**WHAT IS NEEDED**
Say how many lines hold the string "Correlation"; please write nothing but the number.

# SOURCE RECORDS start

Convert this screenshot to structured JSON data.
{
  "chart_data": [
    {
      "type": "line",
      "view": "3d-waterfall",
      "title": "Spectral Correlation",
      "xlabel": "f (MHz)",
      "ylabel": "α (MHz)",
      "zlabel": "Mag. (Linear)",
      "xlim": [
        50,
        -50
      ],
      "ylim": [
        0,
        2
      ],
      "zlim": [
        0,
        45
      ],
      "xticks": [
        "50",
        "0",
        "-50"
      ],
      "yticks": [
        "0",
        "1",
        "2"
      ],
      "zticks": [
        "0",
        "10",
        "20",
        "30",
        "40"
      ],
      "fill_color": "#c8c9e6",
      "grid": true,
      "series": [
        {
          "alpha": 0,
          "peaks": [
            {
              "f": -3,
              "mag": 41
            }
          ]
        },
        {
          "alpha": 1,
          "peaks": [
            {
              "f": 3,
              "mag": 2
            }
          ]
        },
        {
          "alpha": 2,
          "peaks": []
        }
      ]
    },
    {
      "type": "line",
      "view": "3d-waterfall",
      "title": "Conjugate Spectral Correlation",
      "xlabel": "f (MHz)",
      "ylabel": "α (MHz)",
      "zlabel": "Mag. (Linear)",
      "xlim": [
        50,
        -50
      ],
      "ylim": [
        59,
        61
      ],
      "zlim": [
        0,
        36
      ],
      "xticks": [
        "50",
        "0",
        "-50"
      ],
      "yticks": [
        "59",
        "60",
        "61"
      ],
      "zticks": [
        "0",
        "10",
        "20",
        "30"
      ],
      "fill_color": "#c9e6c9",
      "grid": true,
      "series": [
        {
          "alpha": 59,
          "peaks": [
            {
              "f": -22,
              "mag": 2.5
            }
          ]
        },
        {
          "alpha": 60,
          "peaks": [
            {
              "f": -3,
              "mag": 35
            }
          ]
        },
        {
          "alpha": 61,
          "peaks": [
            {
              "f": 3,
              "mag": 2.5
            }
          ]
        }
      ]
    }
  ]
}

# SOURCE RECORDS end

**TASK ANSWER**
2